DIRECTIVE: Retype all the records with nothing changed.

——

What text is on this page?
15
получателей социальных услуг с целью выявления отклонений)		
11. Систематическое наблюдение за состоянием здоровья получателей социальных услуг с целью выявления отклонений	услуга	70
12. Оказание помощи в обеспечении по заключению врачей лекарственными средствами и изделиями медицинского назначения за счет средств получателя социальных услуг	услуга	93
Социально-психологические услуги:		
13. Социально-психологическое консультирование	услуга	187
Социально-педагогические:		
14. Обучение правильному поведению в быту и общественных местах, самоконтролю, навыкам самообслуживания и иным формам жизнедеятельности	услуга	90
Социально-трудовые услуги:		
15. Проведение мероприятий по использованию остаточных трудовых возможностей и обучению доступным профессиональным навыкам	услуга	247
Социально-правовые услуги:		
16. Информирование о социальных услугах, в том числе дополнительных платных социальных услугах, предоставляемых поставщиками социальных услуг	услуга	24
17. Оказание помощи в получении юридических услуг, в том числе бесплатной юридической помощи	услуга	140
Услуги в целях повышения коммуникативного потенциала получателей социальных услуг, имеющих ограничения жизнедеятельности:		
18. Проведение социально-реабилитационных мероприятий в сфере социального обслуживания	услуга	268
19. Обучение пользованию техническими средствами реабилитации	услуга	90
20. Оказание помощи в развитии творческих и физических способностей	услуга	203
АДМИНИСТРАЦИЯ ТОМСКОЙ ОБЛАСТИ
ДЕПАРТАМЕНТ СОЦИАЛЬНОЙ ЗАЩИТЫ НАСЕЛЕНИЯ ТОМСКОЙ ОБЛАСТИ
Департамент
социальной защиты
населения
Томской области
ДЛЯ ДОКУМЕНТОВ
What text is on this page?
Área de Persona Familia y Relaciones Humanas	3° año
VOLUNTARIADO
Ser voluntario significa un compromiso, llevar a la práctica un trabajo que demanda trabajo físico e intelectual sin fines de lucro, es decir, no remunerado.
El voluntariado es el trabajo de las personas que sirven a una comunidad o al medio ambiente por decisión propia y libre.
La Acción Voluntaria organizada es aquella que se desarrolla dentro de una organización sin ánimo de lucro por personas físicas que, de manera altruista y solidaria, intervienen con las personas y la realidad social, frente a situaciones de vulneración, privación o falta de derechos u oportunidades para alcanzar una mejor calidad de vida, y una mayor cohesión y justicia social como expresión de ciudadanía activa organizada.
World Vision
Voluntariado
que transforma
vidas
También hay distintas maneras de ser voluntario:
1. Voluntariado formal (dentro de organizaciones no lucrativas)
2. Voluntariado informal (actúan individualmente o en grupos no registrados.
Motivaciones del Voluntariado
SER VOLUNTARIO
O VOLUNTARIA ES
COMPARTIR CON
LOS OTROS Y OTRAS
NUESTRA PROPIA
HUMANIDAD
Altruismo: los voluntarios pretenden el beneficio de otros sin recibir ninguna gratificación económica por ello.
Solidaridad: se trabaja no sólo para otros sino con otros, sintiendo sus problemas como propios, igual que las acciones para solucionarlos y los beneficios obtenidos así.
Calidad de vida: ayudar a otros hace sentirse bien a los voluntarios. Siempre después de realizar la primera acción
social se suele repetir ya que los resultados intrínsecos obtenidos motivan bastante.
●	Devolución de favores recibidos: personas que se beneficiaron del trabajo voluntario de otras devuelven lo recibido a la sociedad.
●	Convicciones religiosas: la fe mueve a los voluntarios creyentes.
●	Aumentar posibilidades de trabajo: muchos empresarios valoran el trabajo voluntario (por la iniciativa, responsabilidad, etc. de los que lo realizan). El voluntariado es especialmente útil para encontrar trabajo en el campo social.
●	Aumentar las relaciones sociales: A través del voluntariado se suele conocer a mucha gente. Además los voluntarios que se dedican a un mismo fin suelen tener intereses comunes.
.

——

TASK RESPONSE:
What text is on this page?
15
получателей социальных услуг с целью выявления отклонений)		
11. Систематическое наблюдение за состоянием здоровья получателей социальных услуг с целью выявления отклонений	услуга	70
12. Оказание помощи в обеспечении по заключению врачей лекарственными средствами и изделиями медицинского назначения за счет средств получателя социальных услуг	услуга	93
Социально-психологические услуги:		
13. Социально-психологическое консультирование	услуга	187
Социально-педагогические:		
14. Обучение правильному поведению в быту и общественных местах, самоконтролю, навыкам самообслуживания и иным формам жизнедеятельности	услуга	90
Социально-трудовые услуги:		
15. Проведение мероприятий по использованию остаточных трудовых возможностей и обучению доступным профессиональным навыкам	услуга	247
Социально-правовые услуги:		
16. Информирование о социальных услугах, в том числе дополнительных платных социальных услугах, предоставляемых поставщиками социальных услуг	услуга	24
17. Оказание помощи в получении юридических услуг, в том числе бесплатной юридической помощи	услуга	140
Услуги в целях повышения коммуникативного потенциала получателей социальных услуг, имеющих ограничения жизнедеятельности:		
18. Проведение социально-реабилитационных мероприятий в сфере социального обслуживания	услуга	268
19. Обучение пользованию техническими средствами реабилитации	услуга	90
20. Оказание помощи в развитии творческих и физических способностей	услуга	203
АДМИНИСТРАЦИЯ ТОМСКОЙ ОБЛАСТИ
ДЕПАРТАМЕНТ СОЦИАЛЬНОЙ ЗАЩИТЫ НАСЕЛЕНИЯ ТОМСКОЙ ОБЛАСТИ
Департамент
социальной защиты
населения
Томской области
ДЛЯ ДОКУМЕНТОВ
What text is on this page?
Área de Persona Familia y Relaciones Humanas	3° año
VOLUNTARIADO
Ser voluntario significa un compromiso, llevar a la práctica un trabajo que demanda trabajo físico e intelectual sin fines de lucro, es decir, no remunerado.
El voluntariado es el trabajo de las personas que sirven a una comunidad o al medio ambiente por decisión propia y libre.
La Acción Voluntaria organizada es aquella que se desarrolla dentro de una organización sin ánimo de lucro por personas físicas que, de manera altruista y solidaria, intervienen con las personas y la realidad social, frente a situaciones de vulneración, privación o falta de derechos u oportunidades para alcanzar una mejor calidad de vida, y una mayor cohesión y justicia social como expresión de ciudadanía activa organizada.
World Vision
Voluntariado
que transforma
vidas
También hay distintas maneras de ser voluntario:
1. Voluntariado formal (dentro de organizaciones no lucrativas)
2. Voluntariado informal (actúan individualmente o en grupos no registrados.
Motivaciones del Voluntariado
SER VOLUNTARIO
O VOLUNTARIA ES
COMPARTIR CON
LOS OTROS Y OTRAS
NUESTRA PROPIA
HUMANIDAD
Altruismo: los voluntarios pretenden el beneficio de otros sin recibir ninguna gratificación económica por ello.
Solidaridad: se trabaja no sólo para otros sino con otros, sintiendo sus problemas como propios, igual que las acciones para solucionarlos y los beneficios obtenidos así.
Calidad de vida: ayudar a otros hace sentirse bien a los voluntarios. Siempre después de realizar la primera acción
social se suele repetir ya que los resultados intrínsecos obtenidos motivan bastante.
●	Devolución de favores recibidos: personas que se beneficiaron del trabajo voluntario de otras devuelven lo recibido a la sociedad.
●	Convicciones religiosas: la fe mueve a los voluntarios creyentes.
●	Aumentar posibilidades de trabajo: muchos empresarios valoran el trabajo voluntario (por la iniciativa, responsabilidad, etc. de los que lo realizan). El voluntariado es especialmente útil para encontrar trabajo en el campo social.
●	Aumentar las relaciones sociales: A través del voluntariado se suele conocer a mucha gente. Además los voluntarios que se dedican a un mismo fin suelen tener intereses comunes.
.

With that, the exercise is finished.